··· ENTRIES ···
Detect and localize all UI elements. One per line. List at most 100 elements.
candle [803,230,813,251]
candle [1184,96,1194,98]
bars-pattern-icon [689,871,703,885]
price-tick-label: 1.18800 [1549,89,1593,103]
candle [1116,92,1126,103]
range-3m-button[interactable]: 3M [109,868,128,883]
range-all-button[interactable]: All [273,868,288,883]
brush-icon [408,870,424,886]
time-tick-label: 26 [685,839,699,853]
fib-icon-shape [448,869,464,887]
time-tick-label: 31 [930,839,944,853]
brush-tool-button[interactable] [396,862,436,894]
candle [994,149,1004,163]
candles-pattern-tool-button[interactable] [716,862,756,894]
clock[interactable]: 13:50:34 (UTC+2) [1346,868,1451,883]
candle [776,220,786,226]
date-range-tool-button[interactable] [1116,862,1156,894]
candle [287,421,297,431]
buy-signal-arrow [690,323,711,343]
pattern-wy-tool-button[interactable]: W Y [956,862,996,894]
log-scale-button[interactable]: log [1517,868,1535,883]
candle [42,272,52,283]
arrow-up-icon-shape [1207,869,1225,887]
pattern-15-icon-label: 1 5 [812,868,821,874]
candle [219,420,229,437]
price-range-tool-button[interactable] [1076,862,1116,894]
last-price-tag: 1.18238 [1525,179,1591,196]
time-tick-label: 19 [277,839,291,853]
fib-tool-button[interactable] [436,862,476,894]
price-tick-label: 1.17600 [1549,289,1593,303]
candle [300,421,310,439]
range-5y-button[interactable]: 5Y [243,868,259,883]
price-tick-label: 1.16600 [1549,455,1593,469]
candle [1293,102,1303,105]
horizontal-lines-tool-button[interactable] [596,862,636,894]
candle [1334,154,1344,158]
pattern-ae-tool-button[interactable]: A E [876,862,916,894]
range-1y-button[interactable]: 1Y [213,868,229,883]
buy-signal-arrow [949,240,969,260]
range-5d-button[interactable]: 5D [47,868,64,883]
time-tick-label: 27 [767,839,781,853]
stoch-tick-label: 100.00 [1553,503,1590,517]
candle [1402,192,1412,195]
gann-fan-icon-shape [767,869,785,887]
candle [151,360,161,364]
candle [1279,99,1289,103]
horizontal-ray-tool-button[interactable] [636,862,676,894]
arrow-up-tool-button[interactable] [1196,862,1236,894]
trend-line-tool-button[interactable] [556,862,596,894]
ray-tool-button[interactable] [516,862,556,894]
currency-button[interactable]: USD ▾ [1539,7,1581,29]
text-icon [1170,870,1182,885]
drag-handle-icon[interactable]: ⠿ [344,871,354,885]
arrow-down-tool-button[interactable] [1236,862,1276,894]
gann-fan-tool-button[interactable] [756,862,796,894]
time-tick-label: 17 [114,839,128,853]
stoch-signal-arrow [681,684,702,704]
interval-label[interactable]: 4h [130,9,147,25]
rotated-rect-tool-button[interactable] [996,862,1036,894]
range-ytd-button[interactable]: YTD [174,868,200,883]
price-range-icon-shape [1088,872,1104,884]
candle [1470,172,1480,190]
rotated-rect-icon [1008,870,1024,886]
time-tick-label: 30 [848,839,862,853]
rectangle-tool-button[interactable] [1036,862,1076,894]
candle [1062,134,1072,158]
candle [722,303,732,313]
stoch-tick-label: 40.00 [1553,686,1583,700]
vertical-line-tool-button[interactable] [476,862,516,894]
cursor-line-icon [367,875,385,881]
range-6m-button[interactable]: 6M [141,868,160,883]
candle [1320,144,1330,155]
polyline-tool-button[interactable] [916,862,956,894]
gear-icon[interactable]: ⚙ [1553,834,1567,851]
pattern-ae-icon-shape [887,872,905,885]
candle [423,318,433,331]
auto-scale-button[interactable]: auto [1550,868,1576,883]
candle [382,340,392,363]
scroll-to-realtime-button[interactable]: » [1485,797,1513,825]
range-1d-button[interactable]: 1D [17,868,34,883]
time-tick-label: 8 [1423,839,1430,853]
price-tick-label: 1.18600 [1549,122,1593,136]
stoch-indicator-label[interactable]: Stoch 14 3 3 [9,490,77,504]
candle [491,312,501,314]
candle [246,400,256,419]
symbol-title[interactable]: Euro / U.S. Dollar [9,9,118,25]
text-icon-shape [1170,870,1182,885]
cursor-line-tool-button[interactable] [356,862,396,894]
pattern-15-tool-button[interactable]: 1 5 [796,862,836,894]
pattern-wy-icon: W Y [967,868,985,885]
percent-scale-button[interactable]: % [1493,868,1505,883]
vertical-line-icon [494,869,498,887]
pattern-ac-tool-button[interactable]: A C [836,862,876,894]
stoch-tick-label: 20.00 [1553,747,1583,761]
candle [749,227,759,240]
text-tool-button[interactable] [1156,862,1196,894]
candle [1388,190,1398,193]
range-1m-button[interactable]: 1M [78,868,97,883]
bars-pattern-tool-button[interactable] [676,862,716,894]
···
- **TASK OBJECTIVE**
Copy the lines word for word, starting at the first line and ending at the line containing "date-range-tool-button[interactable] [1116,862,1156,894]".

- **SOLUTION**
Detect and localize all UI elements. One per line. List at most 100 elements.
candle [803,230,813,251]
candle [1184,96,1194,98]
bars-pattern-icon [689,871,703,885]
price-tick-label: 1.18800 [1549,89,1593,103]
candle [1116,92,1126,103]
range-3m-button[interactable]: 3M [109,868,128,883]
range-all-button[interactable]: All [273,868,288,883]
brush-icon [408,870,424,886]
time-tick-label: 26 [685,839,699,853]
fib-icon-shape [448,869,464,887]
time-tick-label: 31 [930,839,944,853]
brush-tool-button[interactable] [396,862,436,894]
candle [994,149,1004,163]
candles-pattern-tool-button[interactable] [716,862,756,894]
clock[interactable]: 13:50:34 (UTC+2) [1346,868,1451,883]
candle [776,220,786,226]
date-range-tool-button[interactable] [1116,862,1156,894]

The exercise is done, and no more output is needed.